— Begin Data excerpts —
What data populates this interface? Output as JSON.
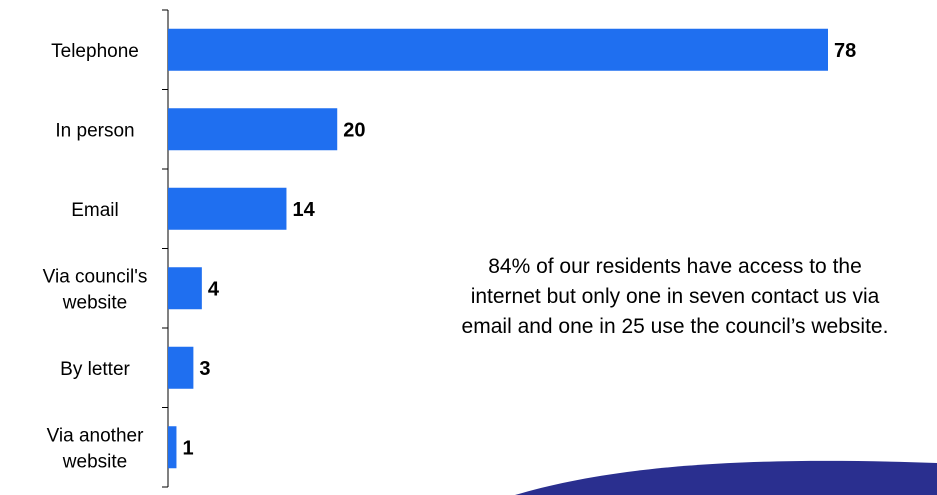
{
  "chart_data": {
    "type": "bar",
    "orientation": "horizontal",
    "categories": [
      [
        "Telephone"
      ],
      [
        "In person"
      ],
      [
        "Email"
      ],
      [
        "Via council's",
        "website"
      ],
      [
        "By letter"
      ],
      [
        "Via another",
        "website"
      ]
    ],
    "values": [
      78,
      20,
      14,
      4,
      3,
      1
    ],
    "value_labels": [
      "78",
      "20",
      "14",
      "4",
      "3",
      "1"
    ],
    "bar_color": "#1f6ff0",
    "grid": false,
    "annotation": "84% of our residents have access to the internet but only one in seven contact us via email and one in 25 use the council’s website.",
    "decoration_color": "#2a2f8f"
  }
}
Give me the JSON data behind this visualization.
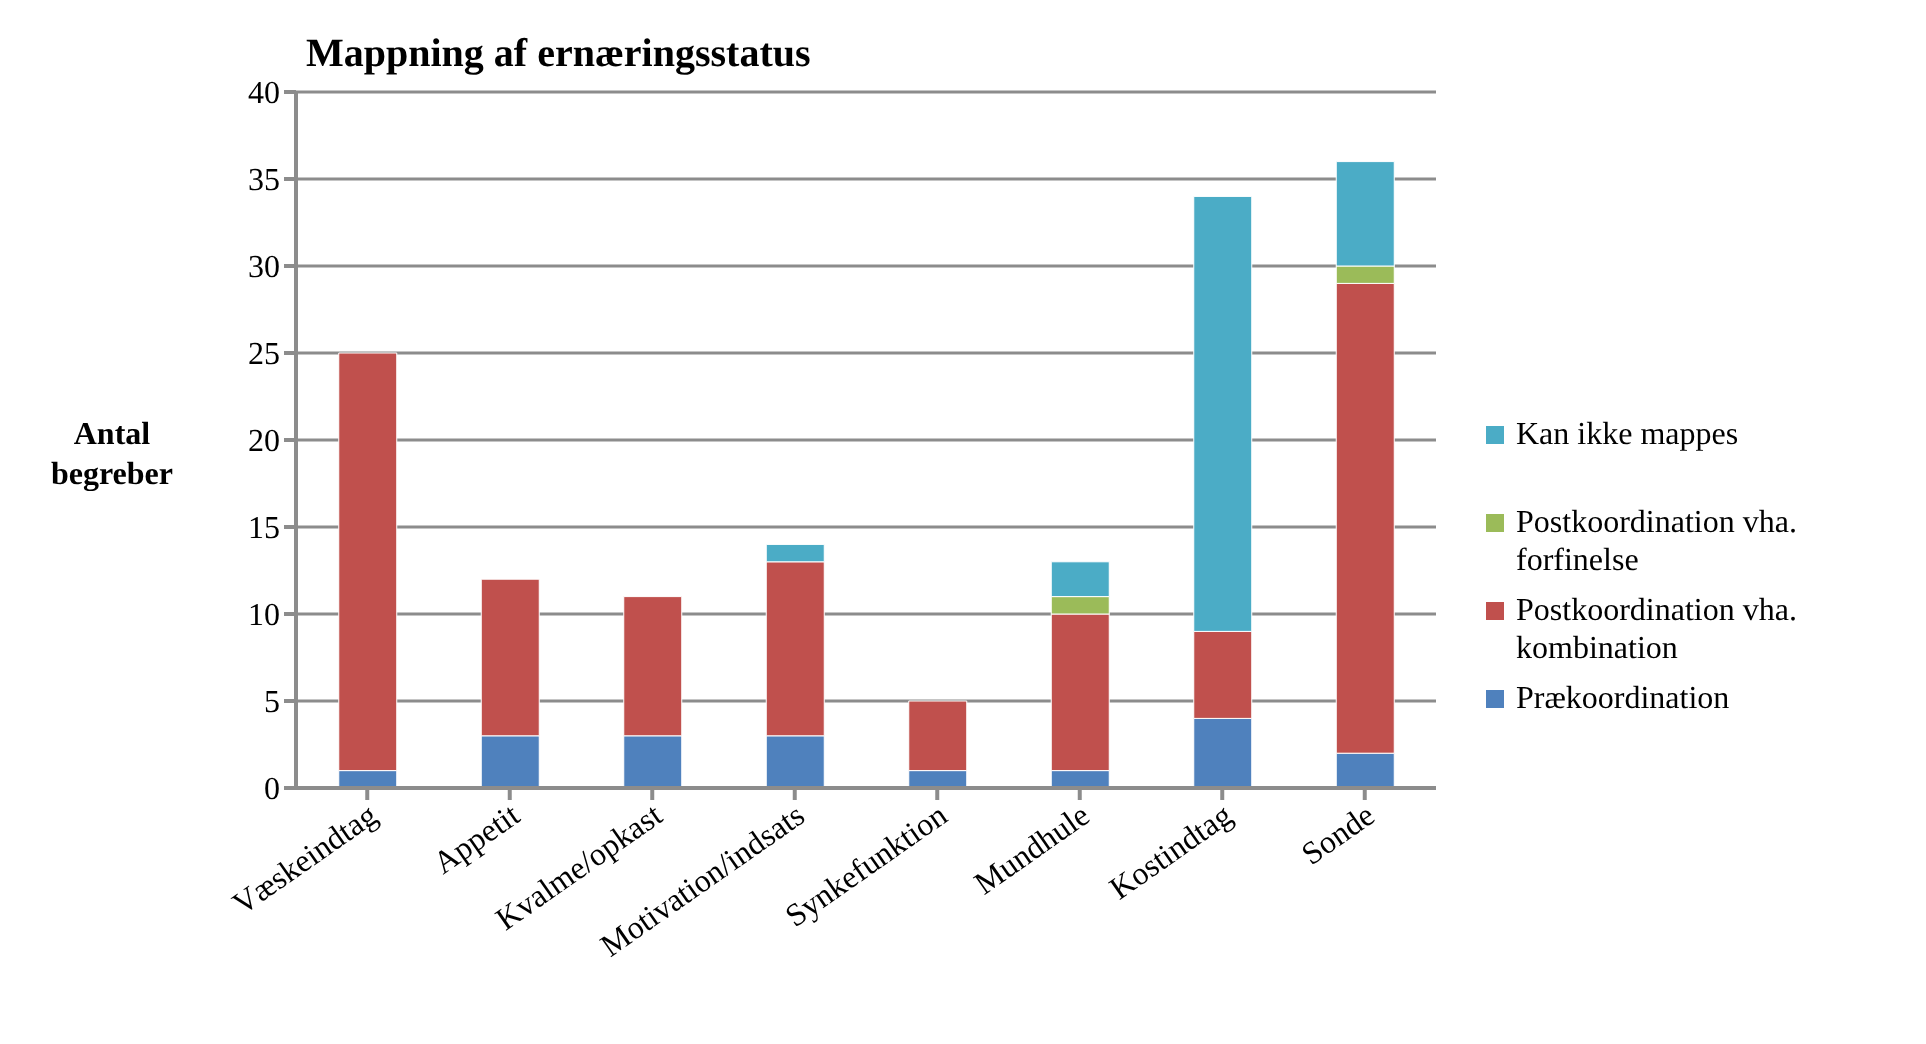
{
  "chart_data": {
    "type": "bar",
    "title": "Mappning af ernæringsstatus",
    "ylabel": "Antal begreber",
    "stacked": true,
    "grid": "y",
    "legend": "right",
    "categories": [
      "Væskeindtag",
      "Appetit",
      "Kvalme/opkast",
      "Motivation/indsats",
      "Synkefunktion",
      "Mundhule",
      "Kostindtag",
      "Sonde"
    ],
    "ylim": [
      0,
      40
    ],
    "yticks": [
      0,
      5,
      10,
      15,
      20,
      25,
      30,
      35,
      40
    ],
    "series": [
      {
        "name": "Prækoordination",
        "color": "#4f81bd",
        "values": [
          1,
          3,
          3,
          3,
          1,
          1,
          4,
          2
        ]
      },
      {
        "name": "Postkoordination vha. kombination",
        "color": "#c0504d",
        "values": [
          24,
          9,
          8,
          10,
          4,
          9,
          5,
          27
        ]
      },
      {
        "name": "Postkoordination vha. forfinelse",
        "color": "#9bbb59",
        "values": [
          null,
          null,
          null,
          null,
          null,
          1,
          null,
          1
        ]
      },
      {
        "name": "Kan ikke mappes",
        "color": "#4bacc6",
        "values": [
          null,
          null,
          null,
          1,
          null,
          2,
          25,
          6
        ]
      }
    ]
  }
}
— End Data excerpts —
Omit every image. Quote each record exactly.

— Written reply —
What data populates this interface? Output as JSON.
{
  "chart_data": {
    "type": "bar",
    "orientation": "horizontal",
    "categories": [
      [
        "Telephone"
      ],
      [
        "In person"
      ],
      [
        "Email"
      ],
      [
        "Via council's",
        "website"
      ],
      [
        "By letter"
      ],
      [
        "Via another",
        "website"
      ]
    ],
    "values": [
      78,
      20,
      14,
      4,
      3,
      1
    ],
    "value_labels": [
      "78",
      "20",
      "14",
      "4",
      "3",
      "1"
    ],
    "bar_color": "#1f6ff0",
    "grid": false,
    "annotation": "84% of our residents have access to the internet but only one in seven contact us via email and one in 25 use the council’s website.",
    "decoration_color": "#2a2f8f"
  }
}
Give me the JSON data behind this visualization.
{
  "chart_data": {
    "type": "bar",
    "title": "Mappning af ernæringsstatus",
    "ylabel": "Antal begreber",
    "stacked": true,
    "grid": "y",
    "legend": "right",
    "categories": [
      "Væskeindtag",
      "Appetit",
      "Kvalme/opkast",
      "Motivation/indsats",
      "Synkefunktion",
      "Mundhule",
      "Kostindtag",
      "Sonde"
    ],
    "ylim": [
      0,
      40
    ],
    "yticks": [
      0,
      5,
      10,
      15,
      20,
      25,
      30,
      35,
      40
    ],
    "series": [
      {
        "name": "Prækoordination",
        "color": "#4f81bd",
        "values": [
          1,
          3,
          3,
          3,
          1,
          1,
          4,
          2
        ]
      },
      {
        "name": "Postkoordination vha. kombination",
        "color": "#c0504d",
        "values": [
          24,
          9,
          8,
          10,
          4,
          9,
          5,
          27
        ]
      },
      {
        "name": "Postkoordination vha. forfinelse",
        "color": "#9bbb59",
        "values": [
          null,
          null,
          null,
          null,
          null,
          1,
          null,
          1
        ]
      },
      {
        "name": "Kan ikke mappes",
        "color": "#4bacc6",
        "values": [
          null,
          null,
          null,
          1,
          null,
          2,
          25,
          6
        ]
      }
    ]
  }
}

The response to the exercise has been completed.